## The exercise
Output each entry verbatim and exclude every picture from it.

## Task input

===============

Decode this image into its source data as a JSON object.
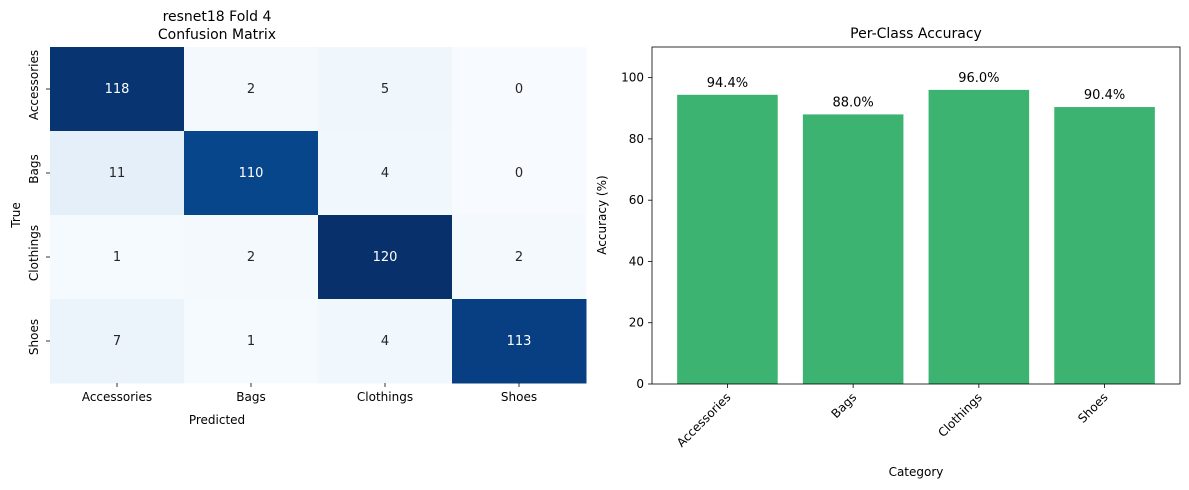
{
  "chart_data": [
    {
      "type": "heatmap",
      "title_line1": "resnet18 Fold 4",
      "title_line2": "Confusion Matrix",
      "xlabel": "Predicted",
      "ylabel": "True",
      "x_categories": [
        "Accessories",
        "Bags",
        "Clothings",
        "Shoes"
      ],
      "y_categories": [
        "Accessories",
        "Bags",
        "Clothings",
        "Shoes"
      ],
      "values": [
        [
          118,
          2,
          5,
          0
        ],
        [
          11,
          110,
          4,
          0
        ],
        [
          1,
          2,
          120,
          2
        ],
        [
          7,
          1,
          4,
          113
        ]
      ],
      "colormap": "Blues",
      "color_range": [
        0,
        120
      ],
      "colorbar": false
    },
    {
      "type": "bar",
      "title": "Per-Class Accuracy",
      "xlabel": "Category",
      "ylabel": "Accuracy (%)",
      "categories": [
        "Accessories",
        "Bags",
        "Clothings",
        "Shoes"
      ],
      "values": [
        94.4,
        88.0,
        96.0,
        90.4
      ],
      "data_labels": [
        "94.4%",
        "88.0%",
        "96.0%",
        "90.4%"
      ],
      "ylim": [
        0,
        110
      ],
      "yticks": [
        0,
        20,
        40,
        60,
        80,
        100
      ],
      "bar_color": "#3cb371",
      "grid": false,
      "xtick_rotation": 45
    }
  ]
}
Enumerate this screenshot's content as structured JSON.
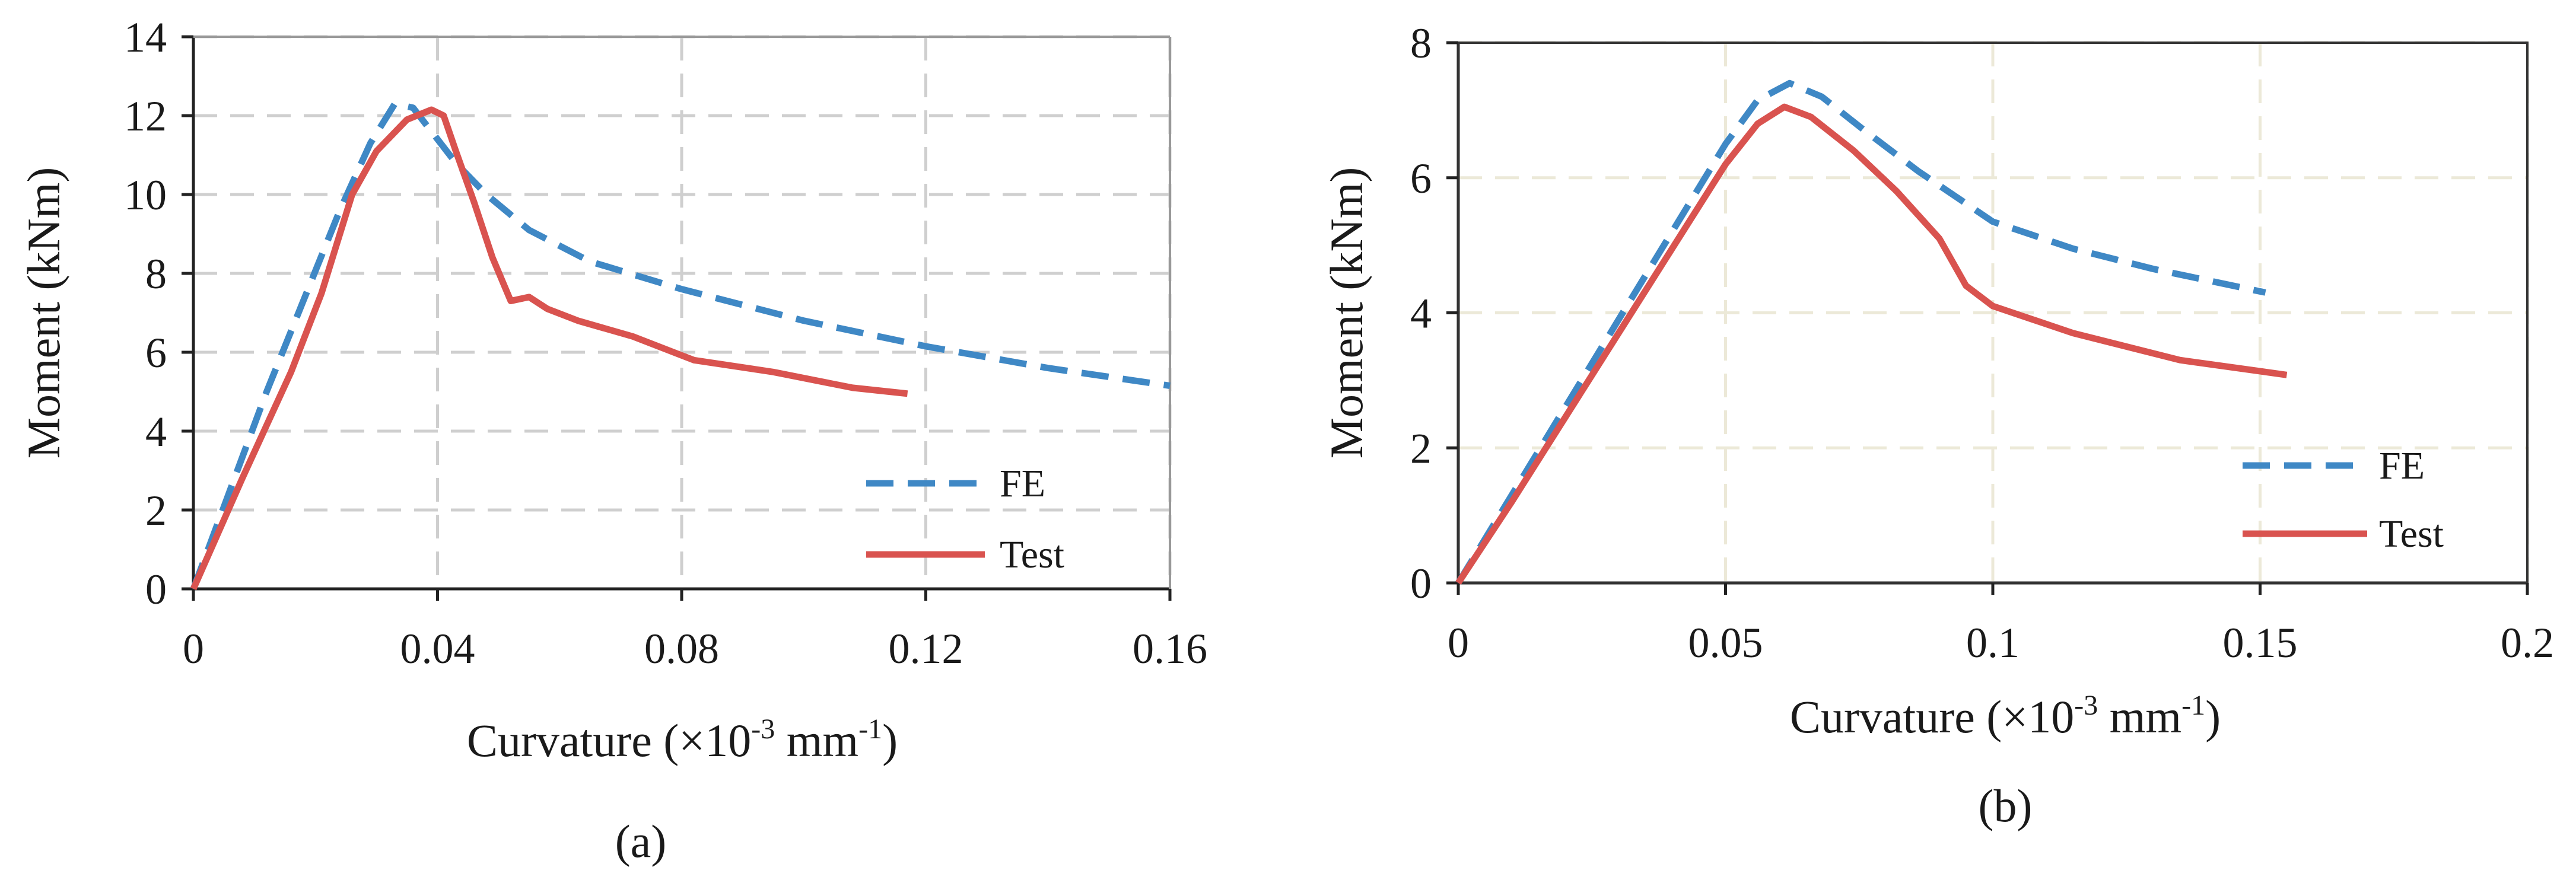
{
  "chart_data": [
    {
      "type": "line",
      "panel_label": "(a)",
      "xlabel": {
        "prefix": "Curvature (×10",
        "exp1": "-3",
        "mid": " mm",
        "exp2": "-1",
        "suffix": ")"
      },
      "ylabel": "Moment (kNm)",
      "xlim": [
        0,
        0.16
      ],
      "ylim": [
        0,
        14
      ],
      "xticks": [
        0,
        0.04,
        0.08,
        0.12,
        0.16
      ],
      "xtick_labels": [
        "0",
        "0.04",
        "0.08",
        "0.12",
        "0.16"
      ],
      "yticks": [
        0,
        2,
        4,
        6,
        8,
        10,
        12,
        14
      ],
      "ytick_labels": [
        "0",
        "2",
        "4",
        "6",
        "8",
        "10",
        "12",
        "14"
      ],
      "grid": "dashed",
      "legend_position": "bottom-right",
      "series": [
        {
          "name": "FE",
          "style": "dashed",
          "color": "#3f88c5",
          "points": [
            [
              0,
              0
            ],
            [
              0.006,
              2.5
            ],
            [
              0.012,
              5
            ],
            [
              0.018,
              7.3
            ],
            [
              0.024,
              9.6
            ],
            [
              0.029,
              11.3
            ],
            [
              0.033,
              12.3
            ],
            [
              0.036,
              12.2
            ],
            [
              0.039,
              11.6
            ],
            [
              0.043,
              10.8
            ],
            [
              0.048,
              10.0
            ],
            [
              0.055,
              9.1
            ],
            [
              0.065,
              8.3
            ],
            [
              0.08,
              7.6
            ],
            [
              0.1,
              6.8
            ],
            [
              0.12,
              6.15
            ],
            [
              0.14,
              5.6
            ],
            [
              0.16,
              5.15
            ]
          ]
        },
        {
          "name": "Test",
          "style": "solid",
          "color": "#d9534f",
          "points": [
            [
              0,
              0
            ],
            [
              0.008,
              2.8
            ],
            [
              0.016,
              5.5
            ],
            [
              0.021,
              7.5
            ],
            [
              0.026,
              10.0
            ],
            [
              0.03,
              11.1
            ],
            [
              0.035,
              11.9
            ],
            [
              0.039,
              12.15
            ],
            [
              0.041,
              12.0
            ],
            [
              0.043,
              11.1
            ],
            [
              0.046,
              9.8
            ],
            [
              0.049,
              8.4
            ],
            [
              0.052,
              7.3
            ],
            [
              0.055,
              7.4
            ],
            [
              0.058,
              7.1
            ],
            [
              0.063,
              6.8
            ],
            [
              0.072,
              6.4
            ],
            [
              0.082,
              5.8
            ],
            [
              0.095,
              5.5
            ],
            [
              0.108,
              5.1
            ],
            [
              0.117,
              4.95
            ]
          ]
        }
      ]
    },
    {
      "type": "line",
      "panel_label": "(b)",
      "xlabel": {
        "prefix": "Curvature (×10",
        "exp1": "-3",
        "mid": " mm",
        "exp2": "-1",
        "suffix": ")"
      },
      "ylabel": "Moment (kNm)",
      "xlim": [
        0,
        0.2
      ],
      "ylim": [
        0,
        8
      ],
      "xticks": [
        0,
        0.05,
        0.1,
        0.15,
        0.2
      ],
      "xtick_labels": [
        "0",
        "0.05",
        "0.1",
        "0.15",
        "0.2"
      ],
      "yticks": [
        0,
        2,
        4,
        6,
        8
      ],
      "ytick_labels": [
        "0",
        "2",
        "4",
        "6",
        "8"
      ],
      "grid": "dashed",
      "legend_position": "bottom-right",
      "series": [
        {
          "name": "FE",
          "style": "dashed",
          "color": "#3f88c5",
          "points": [
            [
              0,
              0
            ],
            [
              0.01,
              1.3
            ],
            [
              0.02,
              2.6
            ],
            [
              0.03,
              3.9
            ],
            [
              0.04,
              5.2
            ],
            [
              0.05,
              6.5
            ],
            [
              0.056,
              7.15
            ],
            [
              0.062,
              7.4
            ],
            [
              0.068,
              7.2
            ],
            [
              0.076,
              6.7
            ],
            [
              0.086,
              6.1
            ],
            [
              0.1,
              5.35
            ],
            [
              0.115,
              4.95
            ],
            [
              0.13,
              4.65
            ],
            [
              0.151,
              4.3
            ]
          ]
        },
        {
          "name": "Test",
          "style": "solid",
          "color": "#d9534f",
          "points": [
            [
              0,
              0
            ],
            [
              0.01,
              1.2
            ],
            [
              0.02,
              2.45
            ],
            [
              0.03,
              3.7
            ],
            [
              0.04,
              4.95
            ],
            [
              0.05,
              6.2
            ],
            [
              0.056,
              6.8
            ],
            [
              0.061,
              7.05
            ],
            [
              0.066,
              6.9
            ],
            [
              0.074,
              6.4
            ],
            [
              0.082,
              5.8
            ],
            [
              0.09,
              5.1
            ],
            [
              0.095,
              4.4
            ],
            [
              0.1,
              4.1
            ],
            [
              0.115,
              3.7
            ],
            [
              0.135,
              3.3
            ],
            [
              0.155,
              3.08
            ]
          ]
        }
      ]
    }
  ]
}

===============

## Response
Decode this image into its source data as a JSON object.
{
  "chart_data": [
    {
      "type": "heatmap",
      "title_line1": "resnet18 Fold 4",
      "title_line2": "Confusion Matrix",
      "xlabel": "Predicted",
      "ylabel": "True",
      "x_categories": [
        "Accessories",
        "Bags",
        "Clothings",
        "Shoes"
      ],
      "y_categories": [
        "Accessories",
        "Bags",
        "Clothings",
        "Shoes"
      ],
      "values": [
        [
          118,
          2,
          5,
          0
        ],
        [
          11,
          110,
          4,
          0
        ],
        [
          1,
          2,
          120,
          2
        ],
        [
          7,
          1,
          4,
          113
        ]
      ],
      "colormap": "Blues",
      "color_range": [
        0,
        120
      ],
      "colorbar": false
    },
    {
      "type": "bar",
      "title": "Per-Class Accuracy",
      "xlabel": "Category",
      "ylabel": "Accuracy (%)",
      "categories": [
        "Accessories",
        "Bags",
        "Clothings",
        "Shoes"
      ],
      "values": [
        94.4,
        88.0,
        96.0,
        90.4
      ],
      "data_labels": [
        "94.4%",
        "88.0%",
        "96.0%",
        "90.4%"
      ],
      "ylim": [
        0,
        110
      ],
      "yticks": [
        0,
        20,
        40,
        60,
        80,
        100
      ],
      "bar_color": "#3cb371",
      "grid": false,
      "xtick_rotation": 45
    }
  ]
}
Enumerate this screenshot's content as structured JSON.
{
  "chart_data": [
    {
      "type": "line",
      "panel_label": "(a)",
      "xlabel": {
        "prefix": "Curvature (×10",
        "exp1": "-3",
        "mid": " mm",
        "exp2": "-1",
        "suffix": ")"
      },
      "ylabel": "Moment (kNm)",
      "xlim": [
        0,
        0.16
      ],
      "ylim": [
        0,
        14
      ],
      "xticks": [
        0,
        0.04,
        0.08,
        0.12,
        0.16
      ],
      "xtick_labels": [
        "0",
        "0.04",
        "0.08",
        "0.12",
        "0.16"
      ],
      "yticks": [
        0,
        2,
        4,
        6,
        8,
        10,
        12,
        14
      ],
      "ytick_labels": [
        "0",
        "2",
        "4",
        "6",
        "8",
        "10",
        "12",
        "14"
      ],
      "grid": "dashed",
      "legend_position": "bottom-right",
      "series": [
        {
          "name": "FE",
          "style": "dashed",
          "color": "#3f88c5",
          "points": [
            [
              0,
              0
            ],
            [
              0.006,
              2.5
            ],
            [
              0.012,
              5
            ],
            [
              0.018,
              7.3
            ],
            [
              0.024,
              9.6
            ],
            [
              0.029,
              11.3
            ],
            [
              0.033,
              12.3
            ],
            [
              0.036,
              12.2
            ],
            [
              0.039,
              11.6
            ],
            [
              0.043,
              10.8
            ],
            [
              0.048,
              10.0
            ],
            [
              0.055,
              9.1
            ],
            [
              0.065,
              8.3
            ],
            [
              0.08,
              7.6
            ],
            [
              0.1,
              6.8
            ],
            [
              0.12,
              6.15
            ],
            [
              0.14,
              5.6
            ],
            [
              0.16,
              5.15
            ]
          ]
        },
        {
          "name": "Test",
          "style": "solid",
          "color": "#d9534f",
          "points": [
            [
              0,
              0
            ],
            [
              0.008,
              2.8
            ],
            [
              0.016,
              5.5
            ],
            [
              0.021,
              7.5
            ],
            [
              0.026,
              10.0
            ],
            [
              0.03,
              11.1
            ],
            [
              0.035,
              11.9
            ],
            [
              0.039,
              12.15
            ],
            [
              0.041,
              12.0
            ],
            [
              0.043,
              11.1
            ],
            [
              0.046,
              9.8
            ],
            [
              0.049,
              8.4
            ],
            [
              0.052,
              7.3
            ],
            [
              0.055,
              7.4
            ],
            [
              0.058,
              7.1
            ],
            [
              0.063,
              6.8
            ],
            [
              0.072,
              6.4
            ],
            [
              0.082,
              5.8
            ],
            [
              0.095,
              5.5
            ],
            [
              0.108,
              5.1
            ],
            [
              0.117,
              4.95
            ]
          ]
        }
      ]
    },
    {
      "type": "line",
      "panel_label": "(b)",
      "xlabel": {
        "prefix": "Curvature (×10",
        "exp1": "-3",
        "mid": " mm",
        "exp2": "-1",
        "suffix": ")"
      },
      "ylabel": "Moment (kNm)",
      "xlim": [
        0,
        0.2
      ],
      "ylim": [
        0,
        8
      ],
      "xticks": [
        0,
        0.05,
        0.1,
        0.15,
        0.2
      ],
      "xtick_labels": [
        "0",
        "0.05",
        "0.1",
        "0.15",
        "0.2"
      ],
      "yticks": [
        0,
        2,
        4,
        6,
        8
      ],
      "ytick_labels": [
        "0",
        "2",
        "4",
        "6",
        "8"
      ],
      "grid": "dashed",
      "legend_position": "bottom-right",
      "series": [
        {
          "name": "FE",
          "style": "dashed",
          "color": "#3f88c5",
          "points": [
            [
              0,
              0
            ],
            [
              0.01,
              1.3
            ],
            [
              0.02,
              2.6
            ],
            [
              0.03,
              3.9
            ],
            [
              0.04,
              5.2
            ],
            [
              0.05,
              6.5
            ],
            [
              0.056,
              7.15
            ],
            [
              0.062,
              7.4
            ],
            [
              0.068,
              7.2
            ],
            [
              0.076,
              6.7
            ],
            [
              0.086,
              6.1
            ],
            [
              0.1,
              5.35
            ],
            [
              0.115,
              4.95
            ],
            [
              0.13,
              4.65
            ],
            [
              0.151,
              4.3
            ]
          ]
        },
        {
          "name": "Test",
          "style": "solid",
          "color": "#d9534f",
          "points": [
            [
              0,
              0
            ],
            [
              0.01,
              1.2
            ],
            [
              0.02,
              2.45
            ],
            [
              0.03,
              3.7
            ],
            [
              0.04,
              4.95
            ],
            [
              0.05,
              6.2
            ],
            [
              0.056,
              6.8
            ],
            [
              0.061,
              7.05
            ],
            [
              0.066,
              6.9
            ],
            [
              0.074,
              6.4
            ],
            [
              0.082,
              5.8
            ],
            [
              0.09,
              5.1
            ],
            [
              0.095,
              4.4
            ],
            [
              0.1,
              4.1
            ],
            [
              0.115,
              3.7
            ],
            [
              0.135,
              3.3
            ],
            [
              0.155,
              3.08
            ]
          ]
        }
      ]
    }
  ]
}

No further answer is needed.